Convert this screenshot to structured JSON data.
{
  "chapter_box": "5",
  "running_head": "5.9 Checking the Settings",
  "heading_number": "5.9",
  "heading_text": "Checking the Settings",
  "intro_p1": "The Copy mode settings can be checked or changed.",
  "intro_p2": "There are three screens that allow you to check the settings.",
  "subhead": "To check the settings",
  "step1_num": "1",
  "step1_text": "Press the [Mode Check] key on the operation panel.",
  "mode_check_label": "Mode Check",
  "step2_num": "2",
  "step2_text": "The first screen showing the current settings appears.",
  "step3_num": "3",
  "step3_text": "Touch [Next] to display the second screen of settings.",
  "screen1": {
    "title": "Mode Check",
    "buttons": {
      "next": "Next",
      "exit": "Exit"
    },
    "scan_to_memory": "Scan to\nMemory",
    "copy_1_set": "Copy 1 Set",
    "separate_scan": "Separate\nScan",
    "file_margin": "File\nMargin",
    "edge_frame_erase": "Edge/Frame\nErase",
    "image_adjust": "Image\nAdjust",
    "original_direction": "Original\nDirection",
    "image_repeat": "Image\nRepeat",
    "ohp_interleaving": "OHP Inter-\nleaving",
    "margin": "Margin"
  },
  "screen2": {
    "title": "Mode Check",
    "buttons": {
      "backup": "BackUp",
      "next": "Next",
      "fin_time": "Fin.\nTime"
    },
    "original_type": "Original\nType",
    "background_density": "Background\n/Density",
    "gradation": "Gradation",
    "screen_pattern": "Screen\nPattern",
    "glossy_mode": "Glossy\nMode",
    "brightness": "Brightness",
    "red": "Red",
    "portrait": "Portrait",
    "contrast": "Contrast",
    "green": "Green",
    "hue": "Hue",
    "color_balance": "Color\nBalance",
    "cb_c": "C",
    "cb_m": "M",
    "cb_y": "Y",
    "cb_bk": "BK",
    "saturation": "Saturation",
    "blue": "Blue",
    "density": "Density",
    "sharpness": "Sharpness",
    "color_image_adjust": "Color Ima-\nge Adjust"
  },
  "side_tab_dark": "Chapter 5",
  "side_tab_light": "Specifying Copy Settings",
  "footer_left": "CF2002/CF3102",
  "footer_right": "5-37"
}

○ ○ ○ ○ ○

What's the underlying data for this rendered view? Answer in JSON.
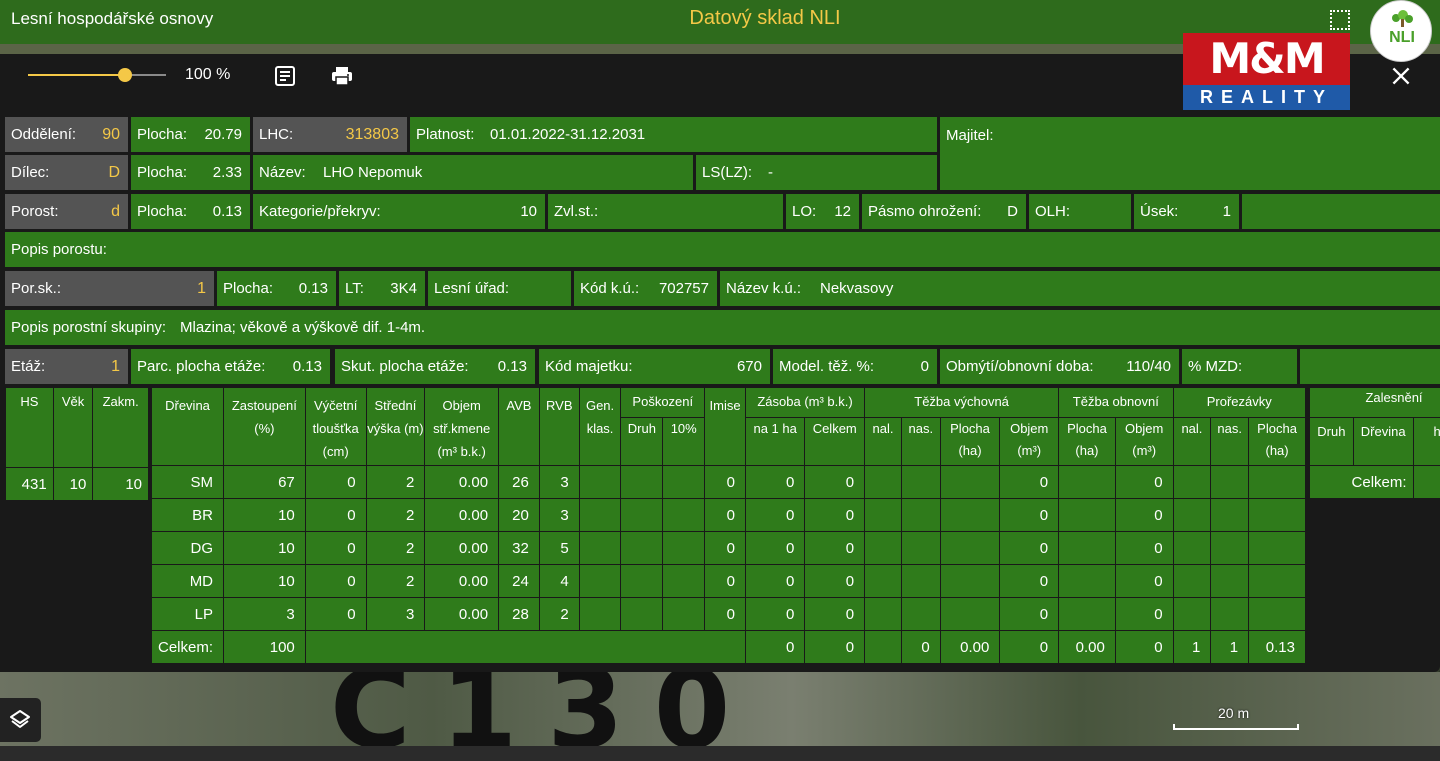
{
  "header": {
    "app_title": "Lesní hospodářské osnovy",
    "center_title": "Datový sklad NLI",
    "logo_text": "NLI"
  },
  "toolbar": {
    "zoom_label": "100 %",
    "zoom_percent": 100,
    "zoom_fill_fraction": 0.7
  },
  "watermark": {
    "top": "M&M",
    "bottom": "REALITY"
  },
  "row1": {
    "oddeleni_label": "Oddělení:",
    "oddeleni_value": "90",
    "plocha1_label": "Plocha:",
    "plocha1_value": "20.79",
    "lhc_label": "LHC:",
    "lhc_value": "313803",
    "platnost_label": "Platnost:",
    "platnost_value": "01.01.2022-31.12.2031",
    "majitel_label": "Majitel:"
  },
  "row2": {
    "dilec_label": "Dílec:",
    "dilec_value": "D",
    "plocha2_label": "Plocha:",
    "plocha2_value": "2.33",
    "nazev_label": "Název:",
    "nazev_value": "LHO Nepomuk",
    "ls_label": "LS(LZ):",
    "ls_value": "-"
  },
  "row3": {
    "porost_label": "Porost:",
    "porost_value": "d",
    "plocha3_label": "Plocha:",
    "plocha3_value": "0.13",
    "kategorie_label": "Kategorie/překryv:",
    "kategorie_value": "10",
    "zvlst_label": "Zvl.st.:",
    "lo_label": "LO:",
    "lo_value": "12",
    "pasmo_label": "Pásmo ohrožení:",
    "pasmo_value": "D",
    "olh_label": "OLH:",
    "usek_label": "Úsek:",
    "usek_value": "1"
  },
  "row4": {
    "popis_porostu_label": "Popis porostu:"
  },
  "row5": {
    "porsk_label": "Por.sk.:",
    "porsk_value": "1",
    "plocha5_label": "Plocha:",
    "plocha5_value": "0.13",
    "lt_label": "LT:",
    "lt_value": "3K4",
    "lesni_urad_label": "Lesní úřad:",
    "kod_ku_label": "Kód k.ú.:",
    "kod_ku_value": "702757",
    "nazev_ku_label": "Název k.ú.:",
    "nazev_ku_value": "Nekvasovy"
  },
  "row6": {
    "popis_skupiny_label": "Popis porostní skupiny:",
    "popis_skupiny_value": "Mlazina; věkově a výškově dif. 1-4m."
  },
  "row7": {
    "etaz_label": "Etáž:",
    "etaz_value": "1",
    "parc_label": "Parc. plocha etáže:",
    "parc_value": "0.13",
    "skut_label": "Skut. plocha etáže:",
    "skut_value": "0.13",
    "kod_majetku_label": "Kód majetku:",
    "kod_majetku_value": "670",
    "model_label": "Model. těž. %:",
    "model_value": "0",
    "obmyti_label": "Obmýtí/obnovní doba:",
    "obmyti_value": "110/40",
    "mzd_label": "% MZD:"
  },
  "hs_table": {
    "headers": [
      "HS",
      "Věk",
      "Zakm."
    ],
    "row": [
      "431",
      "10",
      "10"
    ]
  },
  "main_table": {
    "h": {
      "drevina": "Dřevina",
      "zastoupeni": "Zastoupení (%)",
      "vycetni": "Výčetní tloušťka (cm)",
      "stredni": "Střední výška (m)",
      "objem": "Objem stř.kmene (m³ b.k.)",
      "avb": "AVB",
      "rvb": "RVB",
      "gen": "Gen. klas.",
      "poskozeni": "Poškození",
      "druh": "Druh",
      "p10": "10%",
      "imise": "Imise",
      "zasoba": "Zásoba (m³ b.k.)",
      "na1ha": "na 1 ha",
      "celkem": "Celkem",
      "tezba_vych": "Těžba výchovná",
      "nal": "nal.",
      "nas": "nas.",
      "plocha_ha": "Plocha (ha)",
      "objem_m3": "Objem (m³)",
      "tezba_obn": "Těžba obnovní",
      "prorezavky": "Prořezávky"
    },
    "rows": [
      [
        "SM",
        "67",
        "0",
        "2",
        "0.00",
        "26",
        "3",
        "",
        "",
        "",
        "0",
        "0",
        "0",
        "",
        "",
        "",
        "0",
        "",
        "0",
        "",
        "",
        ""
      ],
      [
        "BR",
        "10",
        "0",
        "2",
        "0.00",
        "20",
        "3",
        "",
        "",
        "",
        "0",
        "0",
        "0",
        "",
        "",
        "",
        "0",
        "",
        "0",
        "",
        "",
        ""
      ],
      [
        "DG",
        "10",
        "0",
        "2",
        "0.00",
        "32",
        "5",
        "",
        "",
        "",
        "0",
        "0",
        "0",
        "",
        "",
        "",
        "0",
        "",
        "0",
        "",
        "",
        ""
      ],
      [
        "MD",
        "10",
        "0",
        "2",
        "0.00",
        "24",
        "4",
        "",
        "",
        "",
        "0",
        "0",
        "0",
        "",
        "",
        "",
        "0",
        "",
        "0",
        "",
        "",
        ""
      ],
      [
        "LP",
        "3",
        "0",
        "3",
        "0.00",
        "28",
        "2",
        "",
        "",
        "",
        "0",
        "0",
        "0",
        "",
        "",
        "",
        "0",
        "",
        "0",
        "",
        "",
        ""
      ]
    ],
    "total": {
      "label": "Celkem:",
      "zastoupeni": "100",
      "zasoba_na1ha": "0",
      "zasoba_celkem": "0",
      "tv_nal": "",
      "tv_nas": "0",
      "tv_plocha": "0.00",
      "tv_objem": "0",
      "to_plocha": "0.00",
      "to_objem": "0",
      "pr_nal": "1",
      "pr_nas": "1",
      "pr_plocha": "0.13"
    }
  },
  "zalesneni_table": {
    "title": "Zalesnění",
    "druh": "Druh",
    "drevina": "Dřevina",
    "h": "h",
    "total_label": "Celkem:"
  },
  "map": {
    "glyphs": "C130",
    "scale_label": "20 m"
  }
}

○ ○ ○ ○ ○

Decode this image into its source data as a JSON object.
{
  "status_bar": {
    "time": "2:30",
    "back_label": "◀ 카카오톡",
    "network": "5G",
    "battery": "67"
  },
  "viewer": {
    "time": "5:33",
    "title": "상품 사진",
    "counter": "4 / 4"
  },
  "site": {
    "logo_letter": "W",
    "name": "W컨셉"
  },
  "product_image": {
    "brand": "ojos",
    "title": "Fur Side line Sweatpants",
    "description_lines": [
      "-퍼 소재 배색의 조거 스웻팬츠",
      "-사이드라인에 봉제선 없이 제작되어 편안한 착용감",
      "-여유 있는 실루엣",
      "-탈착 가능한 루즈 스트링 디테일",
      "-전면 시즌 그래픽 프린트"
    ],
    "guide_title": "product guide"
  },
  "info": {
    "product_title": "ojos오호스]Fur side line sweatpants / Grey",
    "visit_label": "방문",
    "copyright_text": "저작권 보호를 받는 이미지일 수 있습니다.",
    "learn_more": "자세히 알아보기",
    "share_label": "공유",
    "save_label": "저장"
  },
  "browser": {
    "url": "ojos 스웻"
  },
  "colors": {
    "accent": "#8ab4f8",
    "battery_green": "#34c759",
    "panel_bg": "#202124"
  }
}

○ ○ ○ ○ ○

**Set exercise:** Count every line of the material above that holds the string "Original", then state only the total.

**Worked solution:** 2